(Dataset items)
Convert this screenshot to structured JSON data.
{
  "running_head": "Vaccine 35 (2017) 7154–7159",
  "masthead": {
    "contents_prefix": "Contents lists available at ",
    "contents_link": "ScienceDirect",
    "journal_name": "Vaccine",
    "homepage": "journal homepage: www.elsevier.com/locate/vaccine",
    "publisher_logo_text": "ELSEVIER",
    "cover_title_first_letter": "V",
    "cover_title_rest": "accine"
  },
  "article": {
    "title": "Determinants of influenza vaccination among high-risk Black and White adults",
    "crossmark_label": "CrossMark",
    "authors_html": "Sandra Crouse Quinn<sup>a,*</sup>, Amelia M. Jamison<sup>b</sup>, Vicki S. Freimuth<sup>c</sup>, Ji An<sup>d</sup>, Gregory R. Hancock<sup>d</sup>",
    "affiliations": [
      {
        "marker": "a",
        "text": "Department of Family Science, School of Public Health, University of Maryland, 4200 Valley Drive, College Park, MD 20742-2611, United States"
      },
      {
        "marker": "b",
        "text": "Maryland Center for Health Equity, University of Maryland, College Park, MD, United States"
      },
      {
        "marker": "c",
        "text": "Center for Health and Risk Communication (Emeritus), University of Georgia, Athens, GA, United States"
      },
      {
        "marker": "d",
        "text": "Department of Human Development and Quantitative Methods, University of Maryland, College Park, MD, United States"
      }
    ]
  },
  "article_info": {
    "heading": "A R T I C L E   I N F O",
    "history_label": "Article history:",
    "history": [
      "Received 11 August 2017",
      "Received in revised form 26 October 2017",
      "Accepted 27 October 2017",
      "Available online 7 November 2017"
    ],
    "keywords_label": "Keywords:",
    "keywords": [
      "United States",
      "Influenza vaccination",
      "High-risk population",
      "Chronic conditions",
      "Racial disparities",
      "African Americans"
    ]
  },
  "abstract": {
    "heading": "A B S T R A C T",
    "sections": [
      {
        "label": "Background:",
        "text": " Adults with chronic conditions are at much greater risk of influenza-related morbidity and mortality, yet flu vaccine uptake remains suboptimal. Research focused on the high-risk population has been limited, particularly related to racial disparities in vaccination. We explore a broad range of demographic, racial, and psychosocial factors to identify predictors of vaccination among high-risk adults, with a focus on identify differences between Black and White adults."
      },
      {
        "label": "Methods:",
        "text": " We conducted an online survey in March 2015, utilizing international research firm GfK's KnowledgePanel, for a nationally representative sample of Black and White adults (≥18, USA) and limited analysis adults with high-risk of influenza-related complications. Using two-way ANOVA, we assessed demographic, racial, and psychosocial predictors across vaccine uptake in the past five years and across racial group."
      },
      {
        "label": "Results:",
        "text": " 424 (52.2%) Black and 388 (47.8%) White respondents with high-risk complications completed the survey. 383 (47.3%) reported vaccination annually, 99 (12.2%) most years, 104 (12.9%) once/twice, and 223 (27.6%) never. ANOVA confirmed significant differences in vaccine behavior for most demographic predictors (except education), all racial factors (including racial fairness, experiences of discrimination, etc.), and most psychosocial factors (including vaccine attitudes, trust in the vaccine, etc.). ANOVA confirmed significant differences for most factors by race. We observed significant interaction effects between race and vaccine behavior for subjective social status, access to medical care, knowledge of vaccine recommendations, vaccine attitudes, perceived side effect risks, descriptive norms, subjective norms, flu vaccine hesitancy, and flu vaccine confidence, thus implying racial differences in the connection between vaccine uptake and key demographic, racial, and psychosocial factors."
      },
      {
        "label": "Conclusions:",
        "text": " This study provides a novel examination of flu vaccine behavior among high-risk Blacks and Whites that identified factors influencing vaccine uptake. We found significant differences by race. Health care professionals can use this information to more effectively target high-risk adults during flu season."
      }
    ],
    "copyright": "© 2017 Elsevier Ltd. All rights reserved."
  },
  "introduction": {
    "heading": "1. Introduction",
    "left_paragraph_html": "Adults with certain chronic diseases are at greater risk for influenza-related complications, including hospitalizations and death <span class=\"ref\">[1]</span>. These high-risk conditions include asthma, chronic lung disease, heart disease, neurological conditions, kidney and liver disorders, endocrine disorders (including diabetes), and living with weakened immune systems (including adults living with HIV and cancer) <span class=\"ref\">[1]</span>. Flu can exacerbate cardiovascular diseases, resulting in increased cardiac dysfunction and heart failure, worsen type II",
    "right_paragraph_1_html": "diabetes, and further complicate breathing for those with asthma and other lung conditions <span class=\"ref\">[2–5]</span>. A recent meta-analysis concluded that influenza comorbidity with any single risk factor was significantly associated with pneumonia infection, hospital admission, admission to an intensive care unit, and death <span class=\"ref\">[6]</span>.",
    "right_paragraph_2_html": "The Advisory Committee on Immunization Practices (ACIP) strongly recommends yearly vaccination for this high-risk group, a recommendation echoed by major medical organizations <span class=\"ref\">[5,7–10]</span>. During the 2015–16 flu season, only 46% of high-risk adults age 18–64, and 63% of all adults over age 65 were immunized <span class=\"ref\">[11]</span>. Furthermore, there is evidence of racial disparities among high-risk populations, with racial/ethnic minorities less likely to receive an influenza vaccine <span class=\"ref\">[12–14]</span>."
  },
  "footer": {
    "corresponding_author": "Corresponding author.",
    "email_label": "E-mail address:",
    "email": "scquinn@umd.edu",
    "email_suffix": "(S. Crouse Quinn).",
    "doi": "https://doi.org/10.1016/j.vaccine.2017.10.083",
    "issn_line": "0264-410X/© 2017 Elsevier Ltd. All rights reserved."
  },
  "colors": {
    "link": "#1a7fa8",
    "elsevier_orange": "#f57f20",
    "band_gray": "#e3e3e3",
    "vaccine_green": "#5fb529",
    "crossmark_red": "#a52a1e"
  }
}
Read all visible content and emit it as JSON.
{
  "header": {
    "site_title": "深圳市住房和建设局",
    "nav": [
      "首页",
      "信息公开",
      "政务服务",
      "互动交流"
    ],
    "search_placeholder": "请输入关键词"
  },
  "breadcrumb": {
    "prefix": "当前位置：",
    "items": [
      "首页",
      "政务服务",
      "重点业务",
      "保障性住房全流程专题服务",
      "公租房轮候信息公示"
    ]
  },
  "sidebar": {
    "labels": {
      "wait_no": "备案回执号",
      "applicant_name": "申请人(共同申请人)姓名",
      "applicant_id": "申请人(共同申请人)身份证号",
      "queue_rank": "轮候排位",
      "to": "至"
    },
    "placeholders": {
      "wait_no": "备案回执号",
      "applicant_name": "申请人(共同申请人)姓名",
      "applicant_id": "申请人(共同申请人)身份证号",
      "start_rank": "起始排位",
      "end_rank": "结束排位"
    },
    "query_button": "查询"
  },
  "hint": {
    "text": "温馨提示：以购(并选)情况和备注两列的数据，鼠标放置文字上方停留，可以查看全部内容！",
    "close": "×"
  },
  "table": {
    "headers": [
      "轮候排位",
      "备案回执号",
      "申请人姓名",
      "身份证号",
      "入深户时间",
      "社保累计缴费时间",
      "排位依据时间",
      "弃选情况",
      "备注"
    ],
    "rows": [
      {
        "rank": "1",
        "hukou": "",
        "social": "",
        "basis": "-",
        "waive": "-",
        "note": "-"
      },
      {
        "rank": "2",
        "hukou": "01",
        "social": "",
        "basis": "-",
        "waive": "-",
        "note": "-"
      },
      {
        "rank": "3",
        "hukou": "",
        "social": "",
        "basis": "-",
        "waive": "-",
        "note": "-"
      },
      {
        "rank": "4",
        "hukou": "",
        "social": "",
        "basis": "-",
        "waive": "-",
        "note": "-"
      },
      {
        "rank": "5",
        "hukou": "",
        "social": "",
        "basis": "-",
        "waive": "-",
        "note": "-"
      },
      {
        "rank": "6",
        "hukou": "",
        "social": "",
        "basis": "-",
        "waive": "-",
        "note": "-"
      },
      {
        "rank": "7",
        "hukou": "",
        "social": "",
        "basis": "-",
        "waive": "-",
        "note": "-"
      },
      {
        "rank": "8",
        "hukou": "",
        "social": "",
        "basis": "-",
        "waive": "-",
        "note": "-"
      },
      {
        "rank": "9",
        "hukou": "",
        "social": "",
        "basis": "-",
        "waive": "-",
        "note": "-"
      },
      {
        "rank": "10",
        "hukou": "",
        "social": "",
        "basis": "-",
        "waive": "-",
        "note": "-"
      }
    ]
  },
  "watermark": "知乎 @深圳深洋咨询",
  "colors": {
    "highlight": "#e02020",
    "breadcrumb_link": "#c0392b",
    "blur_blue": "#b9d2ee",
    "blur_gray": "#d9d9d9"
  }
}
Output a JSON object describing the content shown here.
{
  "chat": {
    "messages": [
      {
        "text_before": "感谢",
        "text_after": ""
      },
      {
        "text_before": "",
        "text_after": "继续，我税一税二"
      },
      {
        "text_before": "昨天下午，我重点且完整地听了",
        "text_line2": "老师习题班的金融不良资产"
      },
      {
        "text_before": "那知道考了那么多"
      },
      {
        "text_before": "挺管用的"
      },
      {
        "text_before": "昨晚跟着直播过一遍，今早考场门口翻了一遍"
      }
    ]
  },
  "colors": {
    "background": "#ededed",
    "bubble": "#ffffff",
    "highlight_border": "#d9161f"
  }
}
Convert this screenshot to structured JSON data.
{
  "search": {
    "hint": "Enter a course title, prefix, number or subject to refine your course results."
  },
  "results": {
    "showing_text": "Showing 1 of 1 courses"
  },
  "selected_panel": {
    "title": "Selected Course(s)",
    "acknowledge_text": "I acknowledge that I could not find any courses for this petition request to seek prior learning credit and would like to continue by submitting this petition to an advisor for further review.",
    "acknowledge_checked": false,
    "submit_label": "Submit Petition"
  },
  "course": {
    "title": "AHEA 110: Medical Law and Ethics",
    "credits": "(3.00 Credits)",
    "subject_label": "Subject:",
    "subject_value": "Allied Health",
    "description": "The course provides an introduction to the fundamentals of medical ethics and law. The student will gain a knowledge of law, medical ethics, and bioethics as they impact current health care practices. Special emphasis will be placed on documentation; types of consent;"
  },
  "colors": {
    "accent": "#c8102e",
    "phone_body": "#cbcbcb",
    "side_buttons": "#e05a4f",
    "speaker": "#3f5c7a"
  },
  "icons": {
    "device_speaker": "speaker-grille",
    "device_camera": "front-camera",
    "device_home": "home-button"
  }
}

* **What to do**
Find all the lines containing "Methods" in the material, then copy them.

* **Task output**
        "text": "Department of Human Development and Quantitative Methods, University of Maryland, College Park, MD, United States"
        "label": "Methods:",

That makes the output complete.